╭──
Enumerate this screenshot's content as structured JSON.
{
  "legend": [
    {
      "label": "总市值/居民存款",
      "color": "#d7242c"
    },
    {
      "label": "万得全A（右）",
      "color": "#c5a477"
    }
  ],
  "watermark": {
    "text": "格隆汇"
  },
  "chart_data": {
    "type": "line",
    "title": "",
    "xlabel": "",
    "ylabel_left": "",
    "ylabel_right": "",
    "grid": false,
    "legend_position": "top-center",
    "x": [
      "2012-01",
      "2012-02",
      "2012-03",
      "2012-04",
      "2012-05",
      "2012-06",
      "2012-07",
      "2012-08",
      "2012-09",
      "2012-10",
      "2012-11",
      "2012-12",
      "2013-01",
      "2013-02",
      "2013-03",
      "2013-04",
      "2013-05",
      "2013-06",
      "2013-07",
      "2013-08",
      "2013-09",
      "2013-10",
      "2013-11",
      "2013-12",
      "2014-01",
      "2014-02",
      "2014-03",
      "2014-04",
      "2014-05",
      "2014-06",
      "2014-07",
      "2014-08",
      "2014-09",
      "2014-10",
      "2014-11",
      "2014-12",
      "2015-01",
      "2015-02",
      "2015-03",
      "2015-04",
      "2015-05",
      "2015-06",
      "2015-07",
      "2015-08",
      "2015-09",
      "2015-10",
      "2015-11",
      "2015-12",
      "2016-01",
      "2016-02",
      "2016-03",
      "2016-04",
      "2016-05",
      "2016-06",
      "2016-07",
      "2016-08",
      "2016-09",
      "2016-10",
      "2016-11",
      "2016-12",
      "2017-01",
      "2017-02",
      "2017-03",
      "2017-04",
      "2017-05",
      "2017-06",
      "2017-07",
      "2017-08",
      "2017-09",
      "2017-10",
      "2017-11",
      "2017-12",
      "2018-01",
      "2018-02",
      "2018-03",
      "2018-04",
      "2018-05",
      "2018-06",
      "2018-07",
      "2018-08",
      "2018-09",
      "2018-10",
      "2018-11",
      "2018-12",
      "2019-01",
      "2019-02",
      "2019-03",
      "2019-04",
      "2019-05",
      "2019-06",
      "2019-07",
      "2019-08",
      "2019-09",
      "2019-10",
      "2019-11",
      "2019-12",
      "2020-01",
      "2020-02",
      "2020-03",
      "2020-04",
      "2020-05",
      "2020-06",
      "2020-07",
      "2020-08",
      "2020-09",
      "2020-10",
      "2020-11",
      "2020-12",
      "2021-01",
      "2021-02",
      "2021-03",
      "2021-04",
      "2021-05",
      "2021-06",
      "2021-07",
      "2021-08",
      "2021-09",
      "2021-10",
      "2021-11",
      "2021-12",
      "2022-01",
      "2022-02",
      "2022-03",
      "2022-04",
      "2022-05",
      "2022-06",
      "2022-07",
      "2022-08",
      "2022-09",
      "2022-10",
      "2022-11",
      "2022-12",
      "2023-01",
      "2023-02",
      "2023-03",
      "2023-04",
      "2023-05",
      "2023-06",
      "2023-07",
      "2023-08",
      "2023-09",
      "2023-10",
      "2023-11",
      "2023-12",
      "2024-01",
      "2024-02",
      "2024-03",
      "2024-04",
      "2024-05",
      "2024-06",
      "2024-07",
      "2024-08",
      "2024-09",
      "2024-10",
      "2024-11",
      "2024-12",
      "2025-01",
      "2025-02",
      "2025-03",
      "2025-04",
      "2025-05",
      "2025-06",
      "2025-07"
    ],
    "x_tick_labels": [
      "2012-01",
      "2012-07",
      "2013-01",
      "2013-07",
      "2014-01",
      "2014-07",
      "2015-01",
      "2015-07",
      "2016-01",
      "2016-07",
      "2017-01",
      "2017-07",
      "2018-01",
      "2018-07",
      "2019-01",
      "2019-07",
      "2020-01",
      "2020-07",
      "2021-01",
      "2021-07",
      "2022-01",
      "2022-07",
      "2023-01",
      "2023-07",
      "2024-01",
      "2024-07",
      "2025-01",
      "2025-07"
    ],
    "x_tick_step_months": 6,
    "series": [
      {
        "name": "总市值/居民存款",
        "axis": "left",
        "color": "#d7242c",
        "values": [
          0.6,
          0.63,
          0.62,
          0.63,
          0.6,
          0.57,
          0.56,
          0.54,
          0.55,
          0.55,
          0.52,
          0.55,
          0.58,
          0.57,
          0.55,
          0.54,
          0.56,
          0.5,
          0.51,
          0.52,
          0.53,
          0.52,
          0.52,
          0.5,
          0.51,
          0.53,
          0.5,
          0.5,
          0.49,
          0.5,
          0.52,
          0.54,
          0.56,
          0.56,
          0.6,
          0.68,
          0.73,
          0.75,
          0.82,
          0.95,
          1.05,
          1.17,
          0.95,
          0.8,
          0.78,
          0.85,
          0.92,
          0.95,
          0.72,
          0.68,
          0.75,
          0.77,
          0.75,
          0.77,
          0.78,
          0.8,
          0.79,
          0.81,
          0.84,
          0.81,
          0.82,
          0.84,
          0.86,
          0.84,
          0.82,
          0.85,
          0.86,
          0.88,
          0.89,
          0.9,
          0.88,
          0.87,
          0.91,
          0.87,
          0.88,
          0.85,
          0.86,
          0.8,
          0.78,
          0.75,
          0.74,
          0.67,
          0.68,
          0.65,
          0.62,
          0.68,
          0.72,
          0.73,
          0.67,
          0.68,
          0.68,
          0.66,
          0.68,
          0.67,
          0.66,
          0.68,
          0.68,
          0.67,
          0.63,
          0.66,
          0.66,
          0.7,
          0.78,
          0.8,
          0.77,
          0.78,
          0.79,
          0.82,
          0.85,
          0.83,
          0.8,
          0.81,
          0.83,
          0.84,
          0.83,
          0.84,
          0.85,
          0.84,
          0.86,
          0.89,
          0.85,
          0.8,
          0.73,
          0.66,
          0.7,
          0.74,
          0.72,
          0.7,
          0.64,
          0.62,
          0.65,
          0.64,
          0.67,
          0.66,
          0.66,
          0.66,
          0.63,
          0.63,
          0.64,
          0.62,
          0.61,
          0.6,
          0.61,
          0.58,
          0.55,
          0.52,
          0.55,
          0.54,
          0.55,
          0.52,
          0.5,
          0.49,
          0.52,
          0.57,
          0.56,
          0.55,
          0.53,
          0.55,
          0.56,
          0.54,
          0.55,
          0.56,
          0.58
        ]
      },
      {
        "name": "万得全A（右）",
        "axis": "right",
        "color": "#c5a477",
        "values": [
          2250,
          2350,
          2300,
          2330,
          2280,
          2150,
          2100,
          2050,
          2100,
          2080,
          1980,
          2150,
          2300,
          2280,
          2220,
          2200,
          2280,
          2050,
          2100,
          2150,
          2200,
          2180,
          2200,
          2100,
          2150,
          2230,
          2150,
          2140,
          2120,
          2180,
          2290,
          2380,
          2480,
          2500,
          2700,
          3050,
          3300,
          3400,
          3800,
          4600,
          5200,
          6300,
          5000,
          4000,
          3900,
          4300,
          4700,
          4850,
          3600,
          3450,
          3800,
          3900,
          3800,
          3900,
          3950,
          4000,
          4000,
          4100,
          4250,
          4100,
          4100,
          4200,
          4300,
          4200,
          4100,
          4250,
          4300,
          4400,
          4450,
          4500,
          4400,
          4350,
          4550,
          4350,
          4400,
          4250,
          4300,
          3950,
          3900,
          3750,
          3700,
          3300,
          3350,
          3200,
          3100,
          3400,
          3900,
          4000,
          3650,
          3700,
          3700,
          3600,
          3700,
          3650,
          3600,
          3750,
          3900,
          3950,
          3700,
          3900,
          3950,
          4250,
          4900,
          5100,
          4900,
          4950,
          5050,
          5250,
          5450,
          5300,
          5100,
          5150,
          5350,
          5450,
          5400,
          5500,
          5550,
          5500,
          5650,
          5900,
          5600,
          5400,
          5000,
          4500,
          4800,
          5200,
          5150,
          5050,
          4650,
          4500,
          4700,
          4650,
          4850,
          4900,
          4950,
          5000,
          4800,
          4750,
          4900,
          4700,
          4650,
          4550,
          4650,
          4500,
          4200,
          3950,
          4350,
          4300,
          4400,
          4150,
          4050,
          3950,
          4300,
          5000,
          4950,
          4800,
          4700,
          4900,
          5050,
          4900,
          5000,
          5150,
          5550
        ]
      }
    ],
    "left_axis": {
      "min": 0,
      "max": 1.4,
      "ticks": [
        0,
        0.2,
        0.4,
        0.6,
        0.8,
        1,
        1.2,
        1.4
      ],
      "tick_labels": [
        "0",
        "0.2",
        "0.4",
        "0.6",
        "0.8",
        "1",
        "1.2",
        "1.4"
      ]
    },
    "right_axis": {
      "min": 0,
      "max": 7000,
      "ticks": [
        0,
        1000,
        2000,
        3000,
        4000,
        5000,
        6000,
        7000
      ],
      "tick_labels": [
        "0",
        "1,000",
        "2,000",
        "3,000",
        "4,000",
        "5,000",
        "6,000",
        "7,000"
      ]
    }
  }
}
╰──
In the records above, collect each line with "color".

      "color": "#d7242c"
      "color": "#c5a477"
        "color": "#d7242c",
        "color": "#c5a477",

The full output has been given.